## Written task
Among the following entries, count the lines that contain "false" and report only the result.
---------- Listing ----------
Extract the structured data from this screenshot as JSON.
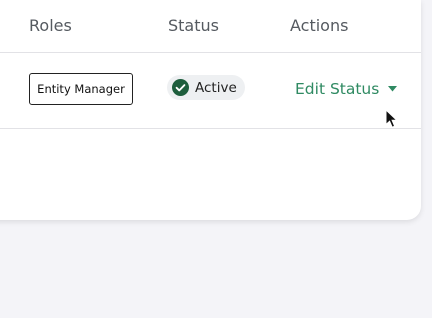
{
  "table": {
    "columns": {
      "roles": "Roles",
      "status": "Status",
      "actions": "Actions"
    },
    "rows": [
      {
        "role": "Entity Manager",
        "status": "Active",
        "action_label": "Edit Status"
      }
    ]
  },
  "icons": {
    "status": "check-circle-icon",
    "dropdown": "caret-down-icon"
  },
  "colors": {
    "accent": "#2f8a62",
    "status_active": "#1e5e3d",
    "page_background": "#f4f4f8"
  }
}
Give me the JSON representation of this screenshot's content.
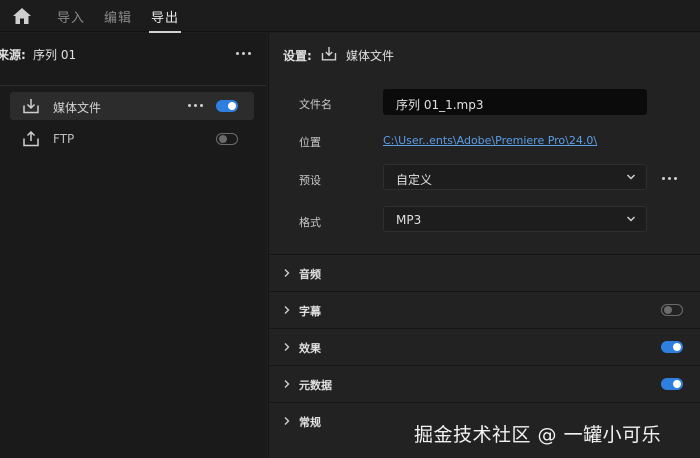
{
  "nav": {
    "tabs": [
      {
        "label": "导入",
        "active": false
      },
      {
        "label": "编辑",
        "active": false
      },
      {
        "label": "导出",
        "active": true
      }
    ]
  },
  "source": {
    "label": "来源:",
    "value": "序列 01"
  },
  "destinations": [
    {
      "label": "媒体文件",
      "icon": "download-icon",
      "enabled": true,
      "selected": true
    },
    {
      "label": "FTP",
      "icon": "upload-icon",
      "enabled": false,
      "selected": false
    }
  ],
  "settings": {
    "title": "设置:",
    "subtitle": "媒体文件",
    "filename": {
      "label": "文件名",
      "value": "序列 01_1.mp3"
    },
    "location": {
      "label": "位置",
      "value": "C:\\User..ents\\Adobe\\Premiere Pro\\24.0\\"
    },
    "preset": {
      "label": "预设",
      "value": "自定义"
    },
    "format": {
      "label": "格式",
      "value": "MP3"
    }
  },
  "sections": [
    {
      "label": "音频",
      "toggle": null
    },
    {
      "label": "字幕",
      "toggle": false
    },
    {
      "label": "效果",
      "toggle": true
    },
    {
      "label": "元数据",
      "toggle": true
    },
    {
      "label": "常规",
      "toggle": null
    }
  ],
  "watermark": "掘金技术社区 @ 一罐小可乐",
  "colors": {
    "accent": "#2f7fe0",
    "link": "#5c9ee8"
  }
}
----------
---------- Listing ----------
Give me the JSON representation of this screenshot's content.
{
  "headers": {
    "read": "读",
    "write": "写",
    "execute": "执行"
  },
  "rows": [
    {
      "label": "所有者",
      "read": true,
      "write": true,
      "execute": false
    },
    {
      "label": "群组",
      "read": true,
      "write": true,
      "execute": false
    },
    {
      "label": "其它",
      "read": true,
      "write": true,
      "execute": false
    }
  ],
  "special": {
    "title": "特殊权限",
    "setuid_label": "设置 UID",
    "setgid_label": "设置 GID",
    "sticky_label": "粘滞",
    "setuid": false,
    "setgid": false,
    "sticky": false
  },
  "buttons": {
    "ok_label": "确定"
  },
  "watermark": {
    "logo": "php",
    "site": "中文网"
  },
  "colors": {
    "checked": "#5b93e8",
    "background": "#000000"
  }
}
----------
---------- Listing ----------
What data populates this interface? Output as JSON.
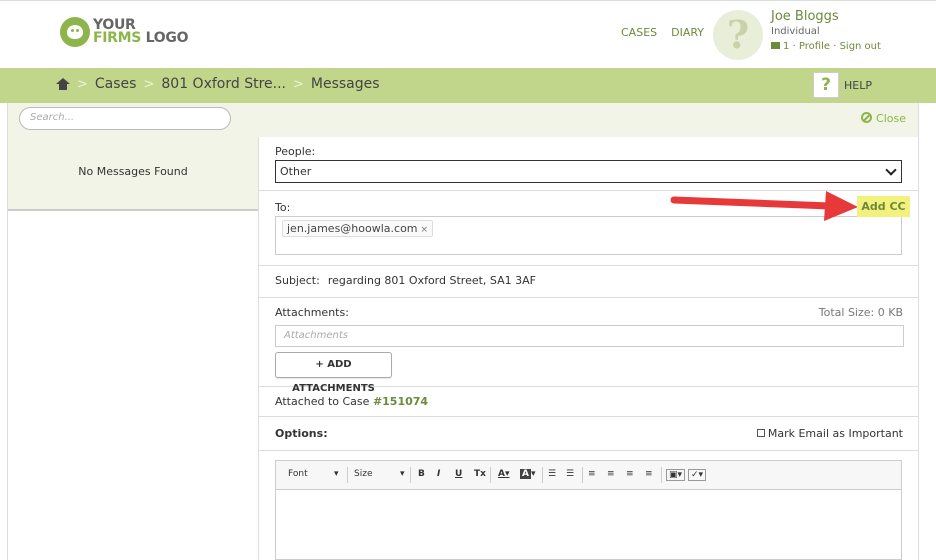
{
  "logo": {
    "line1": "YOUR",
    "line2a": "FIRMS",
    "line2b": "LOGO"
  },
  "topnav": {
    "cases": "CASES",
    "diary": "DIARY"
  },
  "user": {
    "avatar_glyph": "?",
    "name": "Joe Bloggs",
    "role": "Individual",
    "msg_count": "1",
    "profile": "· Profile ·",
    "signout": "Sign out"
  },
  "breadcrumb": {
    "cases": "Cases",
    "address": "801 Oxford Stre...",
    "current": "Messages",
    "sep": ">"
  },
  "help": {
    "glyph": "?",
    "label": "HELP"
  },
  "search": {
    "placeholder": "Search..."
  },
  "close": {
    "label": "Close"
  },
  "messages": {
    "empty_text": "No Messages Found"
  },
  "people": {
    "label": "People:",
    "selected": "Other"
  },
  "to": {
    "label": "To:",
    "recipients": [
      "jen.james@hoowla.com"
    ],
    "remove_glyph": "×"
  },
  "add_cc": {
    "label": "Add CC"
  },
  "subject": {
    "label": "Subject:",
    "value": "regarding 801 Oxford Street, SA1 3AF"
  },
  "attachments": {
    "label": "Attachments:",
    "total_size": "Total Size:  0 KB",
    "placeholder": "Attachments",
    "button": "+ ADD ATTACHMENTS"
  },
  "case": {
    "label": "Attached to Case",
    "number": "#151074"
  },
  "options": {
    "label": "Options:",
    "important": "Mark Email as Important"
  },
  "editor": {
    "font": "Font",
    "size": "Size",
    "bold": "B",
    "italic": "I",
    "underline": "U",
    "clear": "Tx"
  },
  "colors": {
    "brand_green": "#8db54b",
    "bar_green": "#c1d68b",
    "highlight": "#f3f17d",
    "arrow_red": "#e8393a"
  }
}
----------
## Written answer
11